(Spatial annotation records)
· · ·

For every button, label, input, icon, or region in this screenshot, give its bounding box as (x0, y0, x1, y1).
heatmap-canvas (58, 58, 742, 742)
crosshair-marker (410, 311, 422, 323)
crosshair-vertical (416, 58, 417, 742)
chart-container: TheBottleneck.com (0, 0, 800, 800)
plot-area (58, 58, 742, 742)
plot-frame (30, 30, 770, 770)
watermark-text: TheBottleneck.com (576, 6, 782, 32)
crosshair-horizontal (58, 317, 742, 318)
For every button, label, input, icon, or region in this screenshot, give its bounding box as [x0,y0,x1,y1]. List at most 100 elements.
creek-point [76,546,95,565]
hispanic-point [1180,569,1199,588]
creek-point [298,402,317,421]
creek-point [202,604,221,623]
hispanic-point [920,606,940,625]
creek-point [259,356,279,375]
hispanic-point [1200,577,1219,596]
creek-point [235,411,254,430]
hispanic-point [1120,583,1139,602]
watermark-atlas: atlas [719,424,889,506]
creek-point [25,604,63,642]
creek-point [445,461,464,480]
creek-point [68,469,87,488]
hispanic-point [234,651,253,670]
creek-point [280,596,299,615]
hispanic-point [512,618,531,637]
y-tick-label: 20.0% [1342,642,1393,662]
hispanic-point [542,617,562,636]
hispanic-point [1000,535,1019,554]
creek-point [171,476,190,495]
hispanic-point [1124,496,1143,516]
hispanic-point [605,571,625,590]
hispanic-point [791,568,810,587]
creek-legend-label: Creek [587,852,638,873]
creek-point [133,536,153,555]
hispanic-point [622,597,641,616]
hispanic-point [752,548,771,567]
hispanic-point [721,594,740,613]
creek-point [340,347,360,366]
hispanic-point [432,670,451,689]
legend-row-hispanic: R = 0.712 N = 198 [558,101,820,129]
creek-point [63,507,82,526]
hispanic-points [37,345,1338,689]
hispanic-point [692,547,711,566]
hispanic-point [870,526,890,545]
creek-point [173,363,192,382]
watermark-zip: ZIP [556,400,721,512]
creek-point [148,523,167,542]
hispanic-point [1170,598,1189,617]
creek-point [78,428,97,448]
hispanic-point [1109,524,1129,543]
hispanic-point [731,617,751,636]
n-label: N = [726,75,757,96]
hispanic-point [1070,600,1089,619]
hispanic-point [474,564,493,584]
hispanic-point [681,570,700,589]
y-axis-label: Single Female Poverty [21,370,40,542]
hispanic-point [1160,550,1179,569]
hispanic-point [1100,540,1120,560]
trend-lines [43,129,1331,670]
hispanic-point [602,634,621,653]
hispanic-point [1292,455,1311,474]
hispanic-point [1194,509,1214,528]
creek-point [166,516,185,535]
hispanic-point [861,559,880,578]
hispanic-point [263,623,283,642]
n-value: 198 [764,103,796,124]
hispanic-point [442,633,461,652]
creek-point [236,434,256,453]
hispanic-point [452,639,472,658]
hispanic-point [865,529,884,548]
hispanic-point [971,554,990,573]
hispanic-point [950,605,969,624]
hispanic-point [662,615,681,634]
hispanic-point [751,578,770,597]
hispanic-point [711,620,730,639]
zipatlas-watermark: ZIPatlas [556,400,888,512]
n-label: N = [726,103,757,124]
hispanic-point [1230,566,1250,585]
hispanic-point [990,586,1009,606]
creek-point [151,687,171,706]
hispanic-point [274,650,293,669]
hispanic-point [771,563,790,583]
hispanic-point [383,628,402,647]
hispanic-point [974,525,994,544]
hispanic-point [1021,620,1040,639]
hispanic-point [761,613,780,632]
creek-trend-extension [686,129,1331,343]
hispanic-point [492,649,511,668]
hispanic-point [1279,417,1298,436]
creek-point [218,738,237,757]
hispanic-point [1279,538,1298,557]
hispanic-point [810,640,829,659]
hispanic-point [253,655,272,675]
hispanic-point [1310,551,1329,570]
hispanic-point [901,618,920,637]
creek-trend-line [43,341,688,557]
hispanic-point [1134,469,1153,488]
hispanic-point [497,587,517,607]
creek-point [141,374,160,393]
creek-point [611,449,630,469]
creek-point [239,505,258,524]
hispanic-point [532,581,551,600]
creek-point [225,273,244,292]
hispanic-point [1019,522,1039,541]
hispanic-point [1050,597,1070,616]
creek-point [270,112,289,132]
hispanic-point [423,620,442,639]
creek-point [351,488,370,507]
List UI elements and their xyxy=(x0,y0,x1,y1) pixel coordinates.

· · ·

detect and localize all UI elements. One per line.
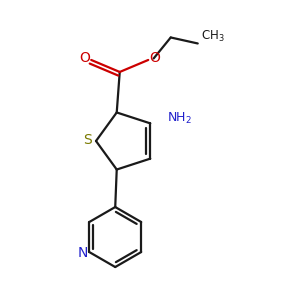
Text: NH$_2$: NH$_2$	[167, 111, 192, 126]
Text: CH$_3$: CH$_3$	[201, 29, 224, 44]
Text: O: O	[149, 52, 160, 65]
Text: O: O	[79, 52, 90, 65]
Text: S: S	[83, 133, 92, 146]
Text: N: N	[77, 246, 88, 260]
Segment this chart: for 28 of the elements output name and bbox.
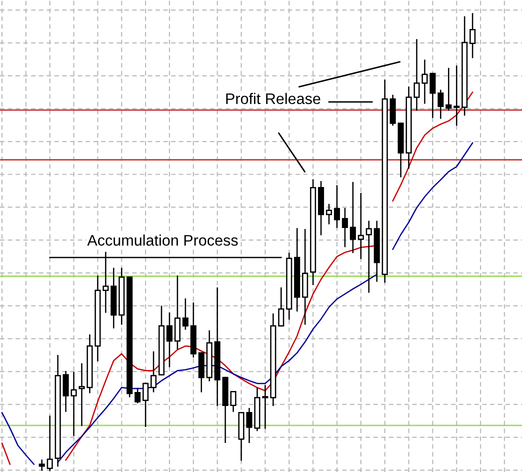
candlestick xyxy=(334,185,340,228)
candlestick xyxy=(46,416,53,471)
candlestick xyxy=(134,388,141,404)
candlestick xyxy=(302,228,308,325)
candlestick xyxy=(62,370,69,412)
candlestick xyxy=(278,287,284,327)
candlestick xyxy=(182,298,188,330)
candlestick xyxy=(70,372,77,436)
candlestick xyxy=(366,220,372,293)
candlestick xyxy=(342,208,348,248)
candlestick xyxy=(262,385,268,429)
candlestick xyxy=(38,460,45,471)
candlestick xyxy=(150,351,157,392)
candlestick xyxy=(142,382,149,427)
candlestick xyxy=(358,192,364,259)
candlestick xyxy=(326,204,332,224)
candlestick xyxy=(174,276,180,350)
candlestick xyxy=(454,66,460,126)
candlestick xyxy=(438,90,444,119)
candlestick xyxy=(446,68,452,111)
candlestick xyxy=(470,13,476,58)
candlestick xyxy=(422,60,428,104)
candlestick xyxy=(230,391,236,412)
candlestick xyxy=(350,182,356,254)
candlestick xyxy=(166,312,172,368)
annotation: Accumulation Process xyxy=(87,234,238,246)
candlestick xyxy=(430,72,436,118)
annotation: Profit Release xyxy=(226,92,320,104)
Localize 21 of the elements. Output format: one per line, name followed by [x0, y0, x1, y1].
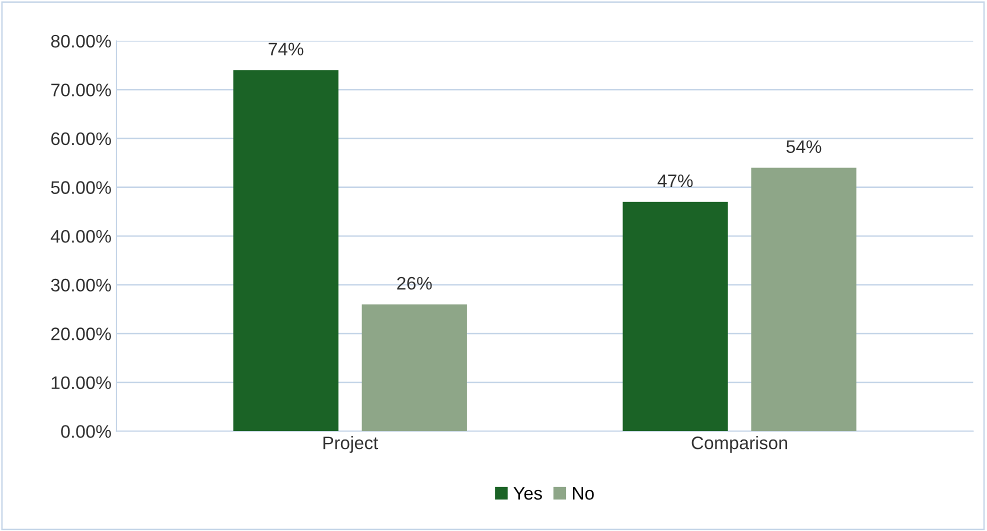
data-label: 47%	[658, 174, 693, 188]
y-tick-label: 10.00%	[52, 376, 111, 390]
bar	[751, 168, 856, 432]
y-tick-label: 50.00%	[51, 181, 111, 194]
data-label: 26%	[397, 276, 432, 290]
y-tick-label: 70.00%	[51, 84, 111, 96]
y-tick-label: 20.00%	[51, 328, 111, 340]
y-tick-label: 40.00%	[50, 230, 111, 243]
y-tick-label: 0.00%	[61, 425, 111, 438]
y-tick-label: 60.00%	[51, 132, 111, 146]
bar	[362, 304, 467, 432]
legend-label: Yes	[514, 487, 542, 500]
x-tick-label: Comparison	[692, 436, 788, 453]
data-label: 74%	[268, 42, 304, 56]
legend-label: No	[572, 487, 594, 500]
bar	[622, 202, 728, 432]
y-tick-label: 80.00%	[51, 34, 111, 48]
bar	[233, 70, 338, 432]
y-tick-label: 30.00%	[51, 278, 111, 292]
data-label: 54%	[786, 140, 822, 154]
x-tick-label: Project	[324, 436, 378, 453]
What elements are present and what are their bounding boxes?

· · ·

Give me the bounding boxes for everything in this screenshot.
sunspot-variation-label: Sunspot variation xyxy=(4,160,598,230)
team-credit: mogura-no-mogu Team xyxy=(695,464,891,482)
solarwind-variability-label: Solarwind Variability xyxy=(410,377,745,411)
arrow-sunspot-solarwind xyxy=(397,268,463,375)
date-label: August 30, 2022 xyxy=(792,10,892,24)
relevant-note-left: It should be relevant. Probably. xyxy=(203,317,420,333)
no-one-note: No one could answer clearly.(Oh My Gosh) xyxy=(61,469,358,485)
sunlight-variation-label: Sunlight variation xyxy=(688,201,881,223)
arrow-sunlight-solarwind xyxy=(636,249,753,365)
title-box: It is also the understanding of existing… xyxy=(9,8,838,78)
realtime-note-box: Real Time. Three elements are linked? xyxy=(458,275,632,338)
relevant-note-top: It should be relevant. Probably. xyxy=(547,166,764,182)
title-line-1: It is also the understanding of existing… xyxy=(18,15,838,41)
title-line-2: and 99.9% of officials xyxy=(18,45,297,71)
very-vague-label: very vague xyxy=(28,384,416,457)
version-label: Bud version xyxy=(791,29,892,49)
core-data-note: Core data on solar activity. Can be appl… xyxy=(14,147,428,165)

· · ·

Brief:
Return everything in the material from the line containing "y0, x1, y1)." down to the line containing "creek-point [298,402,317,421]", both included, with each line unchanged.

Result:
For every button, label, input, icon, or region in this screenshot, give its bounding box as (x0, y0, x1, y1).
heatmap-canvas (58, 58, 742, 742)
crosshair-marker (410, 311, 422, 323)
crosshair-vertical (416, 58, 417, 742)
chart-container: TheBottleneck.com (0, 0, 800, 800)
plot-area (58, 58, 742, 742)
plot-frame (30, 30, 770, 770)
watermark-text: TheBottleneck.com (576, 6, 782, 32)
crosshair-horizontal (58, 317, 742, 318)
For every button, label, input, icon, or region in this screenshot, give its bounding box as [x0,y0,x1,y1]. List at most 100 elements.
creek-point [76,546,95,565]
hispanic-point [1180,569,1199,588]
creek-point [298,402,317,421]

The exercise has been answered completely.